### REQUEST
From the listing below, pull out every line where the string "page" appears.

### ITEMS
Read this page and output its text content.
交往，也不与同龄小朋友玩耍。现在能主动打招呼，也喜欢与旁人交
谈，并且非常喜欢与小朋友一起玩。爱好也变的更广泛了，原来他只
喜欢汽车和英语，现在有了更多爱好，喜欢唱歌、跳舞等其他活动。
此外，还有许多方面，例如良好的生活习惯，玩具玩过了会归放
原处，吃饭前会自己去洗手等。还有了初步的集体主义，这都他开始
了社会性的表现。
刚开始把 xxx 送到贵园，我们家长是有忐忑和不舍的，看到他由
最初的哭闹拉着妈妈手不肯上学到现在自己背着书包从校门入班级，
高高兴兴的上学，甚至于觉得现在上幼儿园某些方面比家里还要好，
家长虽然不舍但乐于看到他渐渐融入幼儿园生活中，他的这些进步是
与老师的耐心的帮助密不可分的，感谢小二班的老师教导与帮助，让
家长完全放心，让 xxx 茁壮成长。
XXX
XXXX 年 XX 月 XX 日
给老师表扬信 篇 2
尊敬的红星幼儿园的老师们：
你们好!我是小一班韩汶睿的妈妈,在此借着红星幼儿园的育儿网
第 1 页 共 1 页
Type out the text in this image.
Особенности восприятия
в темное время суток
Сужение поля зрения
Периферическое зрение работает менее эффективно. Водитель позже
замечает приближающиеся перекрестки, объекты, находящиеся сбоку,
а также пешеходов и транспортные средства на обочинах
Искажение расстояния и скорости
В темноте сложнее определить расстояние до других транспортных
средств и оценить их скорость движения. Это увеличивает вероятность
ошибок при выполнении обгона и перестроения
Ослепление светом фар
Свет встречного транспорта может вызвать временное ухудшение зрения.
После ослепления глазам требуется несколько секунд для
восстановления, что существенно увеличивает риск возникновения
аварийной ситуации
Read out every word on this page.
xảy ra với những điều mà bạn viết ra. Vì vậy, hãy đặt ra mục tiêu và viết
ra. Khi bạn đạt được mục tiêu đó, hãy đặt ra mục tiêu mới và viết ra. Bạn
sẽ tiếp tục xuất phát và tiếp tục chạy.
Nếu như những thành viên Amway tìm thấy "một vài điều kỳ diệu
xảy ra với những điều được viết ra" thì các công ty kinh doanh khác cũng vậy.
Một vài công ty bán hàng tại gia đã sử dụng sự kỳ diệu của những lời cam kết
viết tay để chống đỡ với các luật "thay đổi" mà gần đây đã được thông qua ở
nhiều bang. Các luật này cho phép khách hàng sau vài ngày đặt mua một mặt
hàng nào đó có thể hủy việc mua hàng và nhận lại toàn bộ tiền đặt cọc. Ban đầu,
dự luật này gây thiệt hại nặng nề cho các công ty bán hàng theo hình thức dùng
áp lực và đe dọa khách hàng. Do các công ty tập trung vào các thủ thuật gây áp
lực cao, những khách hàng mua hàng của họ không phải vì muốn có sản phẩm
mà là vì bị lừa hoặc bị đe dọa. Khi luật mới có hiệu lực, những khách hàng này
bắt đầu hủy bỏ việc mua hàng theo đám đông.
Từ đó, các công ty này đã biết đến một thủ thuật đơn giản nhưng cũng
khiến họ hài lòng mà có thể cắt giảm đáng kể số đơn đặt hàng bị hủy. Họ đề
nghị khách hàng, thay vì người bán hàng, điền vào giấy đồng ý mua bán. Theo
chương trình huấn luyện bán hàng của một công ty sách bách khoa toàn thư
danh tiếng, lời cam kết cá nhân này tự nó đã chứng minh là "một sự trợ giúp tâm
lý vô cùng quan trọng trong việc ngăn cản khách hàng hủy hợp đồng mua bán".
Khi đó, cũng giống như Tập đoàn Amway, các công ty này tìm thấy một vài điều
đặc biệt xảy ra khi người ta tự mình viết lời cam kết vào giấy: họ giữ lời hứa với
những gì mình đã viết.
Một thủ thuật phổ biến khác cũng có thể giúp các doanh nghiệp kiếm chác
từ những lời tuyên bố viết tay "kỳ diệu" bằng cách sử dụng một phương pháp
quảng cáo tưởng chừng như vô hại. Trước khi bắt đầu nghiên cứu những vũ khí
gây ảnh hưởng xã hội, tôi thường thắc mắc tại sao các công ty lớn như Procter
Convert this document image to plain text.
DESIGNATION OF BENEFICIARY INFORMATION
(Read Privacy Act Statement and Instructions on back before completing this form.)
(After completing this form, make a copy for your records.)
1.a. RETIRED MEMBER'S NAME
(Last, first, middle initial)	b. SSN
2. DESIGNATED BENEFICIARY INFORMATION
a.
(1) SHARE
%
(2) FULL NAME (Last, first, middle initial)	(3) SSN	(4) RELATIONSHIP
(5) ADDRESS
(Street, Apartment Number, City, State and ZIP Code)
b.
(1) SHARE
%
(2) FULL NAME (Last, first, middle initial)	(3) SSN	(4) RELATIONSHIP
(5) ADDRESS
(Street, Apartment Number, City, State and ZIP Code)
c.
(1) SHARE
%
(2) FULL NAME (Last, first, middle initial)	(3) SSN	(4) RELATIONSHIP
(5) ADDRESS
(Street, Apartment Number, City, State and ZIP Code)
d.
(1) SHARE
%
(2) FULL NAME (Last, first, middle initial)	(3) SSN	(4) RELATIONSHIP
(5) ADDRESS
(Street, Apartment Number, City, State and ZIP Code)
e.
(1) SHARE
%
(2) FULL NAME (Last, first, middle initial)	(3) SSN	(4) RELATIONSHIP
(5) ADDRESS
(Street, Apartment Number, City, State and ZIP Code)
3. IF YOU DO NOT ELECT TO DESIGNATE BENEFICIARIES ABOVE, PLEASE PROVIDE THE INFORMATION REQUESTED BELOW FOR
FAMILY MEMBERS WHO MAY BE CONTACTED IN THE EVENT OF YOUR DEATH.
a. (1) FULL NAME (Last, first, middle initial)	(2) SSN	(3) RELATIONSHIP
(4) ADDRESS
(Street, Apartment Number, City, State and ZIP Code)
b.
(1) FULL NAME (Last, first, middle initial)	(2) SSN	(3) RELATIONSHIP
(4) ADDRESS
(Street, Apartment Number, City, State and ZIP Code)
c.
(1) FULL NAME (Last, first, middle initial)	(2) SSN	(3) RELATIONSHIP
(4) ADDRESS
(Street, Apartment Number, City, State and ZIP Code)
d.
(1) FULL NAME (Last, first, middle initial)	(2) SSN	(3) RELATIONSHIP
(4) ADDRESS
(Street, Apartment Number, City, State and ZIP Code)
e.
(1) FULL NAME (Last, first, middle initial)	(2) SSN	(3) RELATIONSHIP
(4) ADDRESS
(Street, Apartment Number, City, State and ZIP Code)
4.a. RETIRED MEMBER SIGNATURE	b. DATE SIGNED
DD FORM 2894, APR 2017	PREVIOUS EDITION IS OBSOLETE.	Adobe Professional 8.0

### WORKED SOLUTION
Read this page and output its text content.
Read out every word on this page.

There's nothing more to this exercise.